*WORK INSTRUCTIONS:* Count the lines in the records below that contain the word "ромашка", and give only that number.

*DATA SUPPLIED:*
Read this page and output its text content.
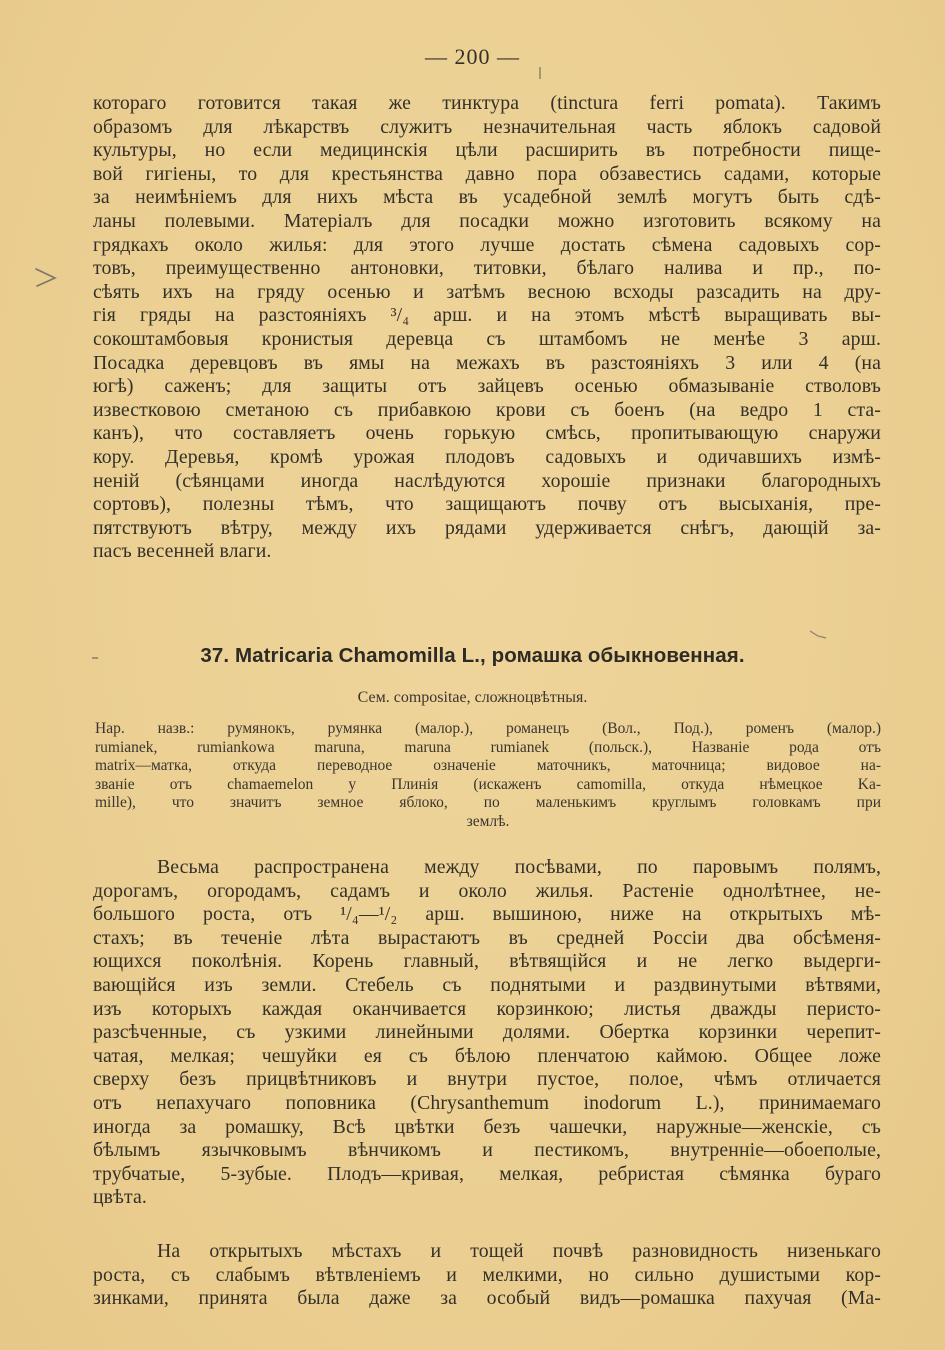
— 200 —
котораго готовится такая же тинктура (tinctura ferri pomata). Такимъ
образомъ для лѣкарствъ служитъ незначительная часть яблокъ садовой
культуры, но если медицинскія цѣли расширить въ потребности пище-
вой гигіены, то для крестьянства давно пора обзавестись садами, которые
за неимѣніемъ для нихъ мѣста въ усадебной землѣ могутъ быть сдѣ-
ланы полевыми. Матеріалъ для посадки можно изготовить всякому на
грядкахъ около жилья: для этого лучше достать сѣмена садовыхъ сор-
товъ, преимущественно антоновки, титовки, бѣлаго налива и пр., по-
сѣять ихъ на гряду осенью и затѣмъ весною всходы разсадить на дру-
гія гряды на разстояніяхъ ³/₄ арш. и на этомъ мѣстѣ выращивать вы-
сокоштамбовыя кронистыя деревца съ штамбомъ не менѣе 3 арш.
Посадка деревцовъ въ ямы на межахъ въ разстояніяхъ 3 или 4 (на
югѣ) саженъ; для защиты отъ зайцевъ осенью обмазываніе стволовъ
известковою сметаною съ прибавкою крови съ боенъ (на ведро 1 ста-
канъ), что составляетъ очень горькую смѣсь, пропитывающую снаружи
кору. Деревья, кромѣ урожая плодовъ садовыхъ и одичавшихъ измѣ-
неній (сѣянцами иногда наслѣдуются хорошіе признаки благородныхъ
сортовъ), полезны тѣмъ, что защищаютъ почву отъ высыханія, пре-
пятствуютъ вѣтру, между ихъ рядами удерживается снѣгъ, дающій за-
пасъ весенней влаги.
37. Matricaria Chamomilla L., ромашка обыкновенная.
Сем. compositae, сложноцвѣтныя.
Нар. назв.: румянокъ, румянка (малор.), романецъ (Вол., Под.), роменъ (малор.)
rumianek, rumiankowa maruna, maruna rumianek (польск.), Названіе рода отъ
matrix—матка, откуда переводное означеніе маточникъ, маточница; видовое на-
званіе отъ chamaemelon у Плинія (искаженъ camomilla, откуда нѣмецкое Ka-
mille), что значитъ земное яблоко, по маленькимъ круглымъ головкамъ при
землѣ.
Весьма распространена между посѣвами, по паровымъ полямъ,
дорогамъ, огородамъ, садамъ и около жилья. Растеніе однолѣтнее, не-
большого роста, отъ ¹/₄—¹/₂ арш. вышиною, ниже на открытыхъ мѣ-
стахъ; въ теченіе лѣта вырастаютъ въ средней Россіи два обсѣменя-
ющихся поколѣнія. Корень главный, вѣтвящійся и не легко выдерги-
вающійся изъ земли. Стебель съ поднятыми и раздвинутыми вѣтвями,
изъ которыхъ каждая оканчивается корзинкою; листья дважды перисто-
разсѣченные, съ узкими линейными долями. Обертка корзинки черепит-
чатая, мелкая; чешуйки ея съ бѣлою пленчатою каймою. Общее ложе
сверху безъ прицвѣтниковъ и внутри пустое, полое, чѣмъ отличается
отъ непахучаго поповника (Chrysanthemum inodorum L.), принимаемаго
иногда за ромашку, Всѣ цвѣтки безъ чашечки, наружные—женскіе, съ
бѣлымъ язычковымъ вѣнчикомъ и пестикомъ, внутренніе—обоеполые,
трубчатые, 5-зубые. Плодъ—кривая, мелкая, ребристая сѣмянка бураго
цвѣта.
На открытыхъ мѣстахъ и тощей почвѣ разновидность низенькаго
роста, съ слабымъ вѣтвленіемъ и мелкими, но сильно душистыми кор-
зинками, принята была даже за особый видъ—ромашка пахучая (Ма-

*EXPECTED ANSWER:* 2